**RECORDS FOR THE EXERCISE:**

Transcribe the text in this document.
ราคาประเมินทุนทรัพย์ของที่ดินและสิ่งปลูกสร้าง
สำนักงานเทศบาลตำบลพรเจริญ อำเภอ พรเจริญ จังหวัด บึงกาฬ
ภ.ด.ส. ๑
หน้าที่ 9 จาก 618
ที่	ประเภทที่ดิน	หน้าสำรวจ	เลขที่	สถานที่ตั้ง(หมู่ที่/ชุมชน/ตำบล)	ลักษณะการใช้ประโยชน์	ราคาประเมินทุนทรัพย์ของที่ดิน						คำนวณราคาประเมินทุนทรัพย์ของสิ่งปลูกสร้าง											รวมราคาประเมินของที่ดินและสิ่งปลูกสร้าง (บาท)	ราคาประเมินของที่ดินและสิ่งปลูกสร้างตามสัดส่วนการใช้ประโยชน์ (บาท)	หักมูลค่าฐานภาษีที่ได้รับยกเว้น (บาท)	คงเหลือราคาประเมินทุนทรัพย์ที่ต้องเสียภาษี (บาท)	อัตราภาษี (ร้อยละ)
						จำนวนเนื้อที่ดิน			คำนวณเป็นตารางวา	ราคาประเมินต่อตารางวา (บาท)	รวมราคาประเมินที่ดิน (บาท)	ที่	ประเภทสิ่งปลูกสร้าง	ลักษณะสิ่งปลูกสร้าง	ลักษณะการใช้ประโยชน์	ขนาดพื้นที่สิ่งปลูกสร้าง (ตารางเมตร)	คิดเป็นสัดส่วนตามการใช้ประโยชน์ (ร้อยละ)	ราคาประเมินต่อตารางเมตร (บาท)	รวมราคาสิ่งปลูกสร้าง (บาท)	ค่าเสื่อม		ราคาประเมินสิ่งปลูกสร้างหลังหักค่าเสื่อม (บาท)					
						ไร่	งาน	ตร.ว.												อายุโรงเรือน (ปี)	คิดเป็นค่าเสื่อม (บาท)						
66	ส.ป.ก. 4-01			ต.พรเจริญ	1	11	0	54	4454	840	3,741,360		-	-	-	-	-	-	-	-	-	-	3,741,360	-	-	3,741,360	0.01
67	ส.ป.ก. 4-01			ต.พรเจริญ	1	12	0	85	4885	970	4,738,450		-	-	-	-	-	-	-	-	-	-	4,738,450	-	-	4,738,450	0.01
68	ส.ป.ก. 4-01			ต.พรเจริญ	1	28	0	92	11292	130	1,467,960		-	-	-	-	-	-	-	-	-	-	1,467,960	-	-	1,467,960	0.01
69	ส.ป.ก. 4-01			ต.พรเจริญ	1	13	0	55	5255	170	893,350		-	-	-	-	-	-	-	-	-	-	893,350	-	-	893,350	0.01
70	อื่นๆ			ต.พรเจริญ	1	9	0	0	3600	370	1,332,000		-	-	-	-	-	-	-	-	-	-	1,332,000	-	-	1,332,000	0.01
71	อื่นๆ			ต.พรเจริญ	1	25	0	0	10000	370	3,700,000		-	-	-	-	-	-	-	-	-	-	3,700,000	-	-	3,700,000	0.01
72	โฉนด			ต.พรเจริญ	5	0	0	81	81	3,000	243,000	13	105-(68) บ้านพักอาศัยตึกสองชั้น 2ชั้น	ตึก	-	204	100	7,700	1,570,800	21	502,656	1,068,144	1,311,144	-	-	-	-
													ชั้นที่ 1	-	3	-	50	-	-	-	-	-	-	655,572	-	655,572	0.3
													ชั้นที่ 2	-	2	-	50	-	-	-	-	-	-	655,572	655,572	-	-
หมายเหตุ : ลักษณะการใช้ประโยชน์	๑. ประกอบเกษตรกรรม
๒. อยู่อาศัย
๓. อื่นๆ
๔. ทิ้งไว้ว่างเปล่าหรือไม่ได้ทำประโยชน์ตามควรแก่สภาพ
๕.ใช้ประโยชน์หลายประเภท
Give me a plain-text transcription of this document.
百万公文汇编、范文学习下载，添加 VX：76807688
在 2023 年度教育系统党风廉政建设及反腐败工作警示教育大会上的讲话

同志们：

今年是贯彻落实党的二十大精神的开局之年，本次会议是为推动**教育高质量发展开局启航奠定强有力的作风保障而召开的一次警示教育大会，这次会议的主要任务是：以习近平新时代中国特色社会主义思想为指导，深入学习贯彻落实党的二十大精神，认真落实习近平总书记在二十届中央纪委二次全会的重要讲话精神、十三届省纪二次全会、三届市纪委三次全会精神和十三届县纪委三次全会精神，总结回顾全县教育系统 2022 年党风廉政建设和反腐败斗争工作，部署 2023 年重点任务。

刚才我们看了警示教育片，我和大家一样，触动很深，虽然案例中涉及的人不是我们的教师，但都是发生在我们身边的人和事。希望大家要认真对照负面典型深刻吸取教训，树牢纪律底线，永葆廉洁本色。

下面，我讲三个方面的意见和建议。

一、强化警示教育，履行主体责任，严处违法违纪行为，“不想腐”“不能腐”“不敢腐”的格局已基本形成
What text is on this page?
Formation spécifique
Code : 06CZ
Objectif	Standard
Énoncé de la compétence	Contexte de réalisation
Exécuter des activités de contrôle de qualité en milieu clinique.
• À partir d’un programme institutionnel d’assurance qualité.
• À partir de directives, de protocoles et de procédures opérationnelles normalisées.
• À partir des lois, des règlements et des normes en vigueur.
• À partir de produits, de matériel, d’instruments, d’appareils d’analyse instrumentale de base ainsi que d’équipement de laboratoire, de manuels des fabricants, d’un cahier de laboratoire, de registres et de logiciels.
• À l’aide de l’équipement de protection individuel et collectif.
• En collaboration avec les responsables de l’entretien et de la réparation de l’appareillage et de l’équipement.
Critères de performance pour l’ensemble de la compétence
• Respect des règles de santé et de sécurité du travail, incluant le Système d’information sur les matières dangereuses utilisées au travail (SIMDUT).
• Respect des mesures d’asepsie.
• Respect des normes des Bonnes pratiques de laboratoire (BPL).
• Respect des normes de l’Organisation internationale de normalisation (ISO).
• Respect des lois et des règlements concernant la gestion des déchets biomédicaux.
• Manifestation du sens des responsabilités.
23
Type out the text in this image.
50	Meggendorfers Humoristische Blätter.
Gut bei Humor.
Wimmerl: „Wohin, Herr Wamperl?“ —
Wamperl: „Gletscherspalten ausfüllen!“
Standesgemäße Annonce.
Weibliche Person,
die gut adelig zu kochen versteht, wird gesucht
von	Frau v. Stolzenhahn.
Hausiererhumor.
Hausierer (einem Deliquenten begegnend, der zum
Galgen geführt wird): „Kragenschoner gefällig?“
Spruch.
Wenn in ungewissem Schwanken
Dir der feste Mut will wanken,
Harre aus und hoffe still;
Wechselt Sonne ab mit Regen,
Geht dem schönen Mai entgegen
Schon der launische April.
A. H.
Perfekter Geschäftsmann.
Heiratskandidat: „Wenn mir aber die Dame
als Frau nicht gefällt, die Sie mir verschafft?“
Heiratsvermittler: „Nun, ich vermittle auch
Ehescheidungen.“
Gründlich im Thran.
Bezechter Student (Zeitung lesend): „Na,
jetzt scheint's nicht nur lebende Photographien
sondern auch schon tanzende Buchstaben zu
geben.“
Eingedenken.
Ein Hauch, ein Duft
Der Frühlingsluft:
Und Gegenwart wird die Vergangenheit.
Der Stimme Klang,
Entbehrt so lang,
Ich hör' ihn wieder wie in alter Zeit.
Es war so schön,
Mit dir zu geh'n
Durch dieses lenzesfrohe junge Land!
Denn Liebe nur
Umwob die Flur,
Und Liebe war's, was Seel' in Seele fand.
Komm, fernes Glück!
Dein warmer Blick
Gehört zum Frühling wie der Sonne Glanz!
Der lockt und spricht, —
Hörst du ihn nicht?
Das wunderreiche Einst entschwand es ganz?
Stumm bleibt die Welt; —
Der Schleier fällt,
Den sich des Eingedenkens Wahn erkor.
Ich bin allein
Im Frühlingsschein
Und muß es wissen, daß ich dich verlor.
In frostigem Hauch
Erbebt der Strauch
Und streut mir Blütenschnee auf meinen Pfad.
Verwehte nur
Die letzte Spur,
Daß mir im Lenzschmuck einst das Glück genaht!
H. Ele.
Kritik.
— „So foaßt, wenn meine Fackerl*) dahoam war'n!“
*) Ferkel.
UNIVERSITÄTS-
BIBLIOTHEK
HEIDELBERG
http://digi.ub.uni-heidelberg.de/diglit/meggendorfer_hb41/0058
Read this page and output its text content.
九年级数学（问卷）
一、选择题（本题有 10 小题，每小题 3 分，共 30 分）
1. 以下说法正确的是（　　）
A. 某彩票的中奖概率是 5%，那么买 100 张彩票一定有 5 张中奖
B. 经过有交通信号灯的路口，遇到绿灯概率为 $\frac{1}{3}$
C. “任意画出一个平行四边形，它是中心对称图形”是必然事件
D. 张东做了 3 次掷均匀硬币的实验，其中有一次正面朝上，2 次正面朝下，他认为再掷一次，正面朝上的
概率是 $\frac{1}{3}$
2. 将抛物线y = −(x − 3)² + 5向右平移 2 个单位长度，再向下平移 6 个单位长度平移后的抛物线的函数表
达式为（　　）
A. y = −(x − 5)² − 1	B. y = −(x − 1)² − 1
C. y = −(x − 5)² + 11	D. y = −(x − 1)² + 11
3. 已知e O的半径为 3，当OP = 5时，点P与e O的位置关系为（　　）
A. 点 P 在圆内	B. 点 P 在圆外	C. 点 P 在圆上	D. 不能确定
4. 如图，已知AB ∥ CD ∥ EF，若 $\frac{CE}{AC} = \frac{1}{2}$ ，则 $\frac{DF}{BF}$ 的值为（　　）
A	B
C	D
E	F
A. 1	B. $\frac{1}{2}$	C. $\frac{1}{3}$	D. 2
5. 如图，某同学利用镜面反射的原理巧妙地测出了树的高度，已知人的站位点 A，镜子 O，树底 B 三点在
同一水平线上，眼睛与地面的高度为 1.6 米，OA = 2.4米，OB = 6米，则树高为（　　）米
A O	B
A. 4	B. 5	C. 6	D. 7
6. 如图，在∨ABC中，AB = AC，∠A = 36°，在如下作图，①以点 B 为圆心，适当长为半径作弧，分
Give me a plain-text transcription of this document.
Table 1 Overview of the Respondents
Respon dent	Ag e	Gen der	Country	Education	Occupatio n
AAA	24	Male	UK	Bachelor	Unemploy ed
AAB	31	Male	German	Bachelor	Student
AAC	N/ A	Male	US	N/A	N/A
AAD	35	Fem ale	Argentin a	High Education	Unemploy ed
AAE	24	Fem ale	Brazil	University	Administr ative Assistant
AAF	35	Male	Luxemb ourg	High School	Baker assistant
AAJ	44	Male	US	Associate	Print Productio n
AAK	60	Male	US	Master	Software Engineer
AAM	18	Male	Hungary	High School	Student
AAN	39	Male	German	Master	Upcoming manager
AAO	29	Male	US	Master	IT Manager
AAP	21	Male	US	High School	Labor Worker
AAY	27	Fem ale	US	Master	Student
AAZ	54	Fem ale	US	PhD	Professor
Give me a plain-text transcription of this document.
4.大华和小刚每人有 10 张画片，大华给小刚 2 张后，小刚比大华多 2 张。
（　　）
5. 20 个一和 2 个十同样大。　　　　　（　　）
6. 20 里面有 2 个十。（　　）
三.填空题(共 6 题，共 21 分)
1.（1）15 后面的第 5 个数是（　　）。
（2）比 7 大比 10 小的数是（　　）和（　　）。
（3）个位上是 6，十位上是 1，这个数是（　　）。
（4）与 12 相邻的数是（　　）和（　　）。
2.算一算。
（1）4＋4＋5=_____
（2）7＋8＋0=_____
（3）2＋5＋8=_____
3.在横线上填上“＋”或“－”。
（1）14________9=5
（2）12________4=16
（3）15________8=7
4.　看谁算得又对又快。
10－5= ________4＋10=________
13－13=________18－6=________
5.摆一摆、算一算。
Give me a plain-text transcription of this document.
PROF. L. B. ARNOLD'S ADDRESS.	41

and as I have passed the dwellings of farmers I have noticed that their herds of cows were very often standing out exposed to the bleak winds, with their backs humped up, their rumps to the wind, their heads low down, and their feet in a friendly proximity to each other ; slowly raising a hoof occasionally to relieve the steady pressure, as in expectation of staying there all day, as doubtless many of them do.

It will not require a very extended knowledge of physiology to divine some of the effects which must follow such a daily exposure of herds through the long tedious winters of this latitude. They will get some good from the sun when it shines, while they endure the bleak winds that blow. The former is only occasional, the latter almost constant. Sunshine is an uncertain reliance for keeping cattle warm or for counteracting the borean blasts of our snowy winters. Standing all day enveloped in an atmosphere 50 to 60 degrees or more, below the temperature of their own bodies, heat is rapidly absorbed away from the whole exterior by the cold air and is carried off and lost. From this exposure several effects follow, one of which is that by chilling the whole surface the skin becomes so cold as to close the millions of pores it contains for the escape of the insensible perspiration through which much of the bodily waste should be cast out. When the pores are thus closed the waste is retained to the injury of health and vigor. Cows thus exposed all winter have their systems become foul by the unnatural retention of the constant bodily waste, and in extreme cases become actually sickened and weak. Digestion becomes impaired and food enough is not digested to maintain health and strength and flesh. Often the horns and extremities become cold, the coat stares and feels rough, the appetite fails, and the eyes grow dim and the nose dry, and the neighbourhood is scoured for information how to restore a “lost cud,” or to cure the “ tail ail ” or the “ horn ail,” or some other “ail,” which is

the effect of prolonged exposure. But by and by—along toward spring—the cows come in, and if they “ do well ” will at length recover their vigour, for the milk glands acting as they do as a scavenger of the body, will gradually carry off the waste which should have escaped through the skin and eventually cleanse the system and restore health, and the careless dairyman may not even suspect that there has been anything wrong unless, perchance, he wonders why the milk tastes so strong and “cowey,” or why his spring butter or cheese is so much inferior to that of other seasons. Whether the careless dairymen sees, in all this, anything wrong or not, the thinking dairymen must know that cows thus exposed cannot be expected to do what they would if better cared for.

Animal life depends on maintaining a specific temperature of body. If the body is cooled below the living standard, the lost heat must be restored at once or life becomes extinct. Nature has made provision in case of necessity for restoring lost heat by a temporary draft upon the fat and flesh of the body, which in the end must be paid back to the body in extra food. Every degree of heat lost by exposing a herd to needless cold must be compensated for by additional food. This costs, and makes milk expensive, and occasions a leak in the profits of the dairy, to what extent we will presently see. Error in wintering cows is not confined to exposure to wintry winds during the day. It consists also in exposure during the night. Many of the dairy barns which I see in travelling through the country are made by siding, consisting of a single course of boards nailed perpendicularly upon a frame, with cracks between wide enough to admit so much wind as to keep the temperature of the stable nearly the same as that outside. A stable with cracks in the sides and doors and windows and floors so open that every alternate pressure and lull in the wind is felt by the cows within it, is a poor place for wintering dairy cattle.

**TASK GOAL:**
Look through the material above and pick out each line holding the word "laboratoire".

**IN RESPONSE:**
• À partir de produits, de matériel, d’instruments, d’appareils d’analyse instrumentale de base ainsi que d’équipement de laboratoire, de manuels des fabricants, d’un cahier de laboratoire, de registres et de logiciels.
• Respect des normes des Bonnes pratiques de laboratoire (BPL).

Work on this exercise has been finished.